Give back the line where "Read this page and output its text content." appears and all the lines after it until the listing ends, unchanged and with nothing else.

— start TASK MATERIAL —

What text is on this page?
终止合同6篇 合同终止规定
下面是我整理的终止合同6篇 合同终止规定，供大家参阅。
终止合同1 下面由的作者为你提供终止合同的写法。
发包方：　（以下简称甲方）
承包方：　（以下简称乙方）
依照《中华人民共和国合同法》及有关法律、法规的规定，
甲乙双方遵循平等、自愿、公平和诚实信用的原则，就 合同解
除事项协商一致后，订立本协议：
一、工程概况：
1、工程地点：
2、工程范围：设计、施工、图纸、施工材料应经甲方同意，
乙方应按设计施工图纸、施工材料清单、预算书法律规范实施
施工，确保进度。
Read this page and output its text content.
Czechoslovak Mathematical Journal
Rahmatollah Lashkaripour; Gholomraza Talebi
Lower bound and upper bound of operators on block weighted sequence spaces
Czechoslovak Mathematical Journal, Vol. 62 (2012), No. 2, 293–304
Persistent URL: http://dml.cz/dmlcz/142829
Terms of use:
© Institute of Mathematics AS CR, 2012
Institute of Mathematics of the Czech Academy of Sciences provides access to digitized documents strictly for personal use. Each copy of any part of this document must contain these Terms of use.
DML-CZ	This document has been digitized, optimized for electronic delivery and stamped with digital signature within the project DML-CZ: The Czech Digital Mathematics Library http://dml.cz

— end TASK MATERIAL —

THE OUTPUT:
Read this page and output its text content.
Czechoslovak Mathematical Journal
Rahmatollah Lashkaripour; Gholomraza Talebi
Lower bound and upper bound of operators on block weighted sequence spaces
Czechoslovak Mathematical Journal, Vol. 62 (2012), No. 2, 293–304
Persistent URL: http://dml.cz/dmlcz/142829
Terms of use:
© Institute of Mathematics AS CR, 2012
Institute of Mathematics of the Czech Academy of Sciences provides access to digitized documents strictly for personal use. Each copy of any part of this document must contain these Terms of use.
DML-CZ	This document has been digitized, optimized for electronic delivery and stamped with digital signature within the project DML-CZ: The Czech Digital Mathematics Library http://dml.cz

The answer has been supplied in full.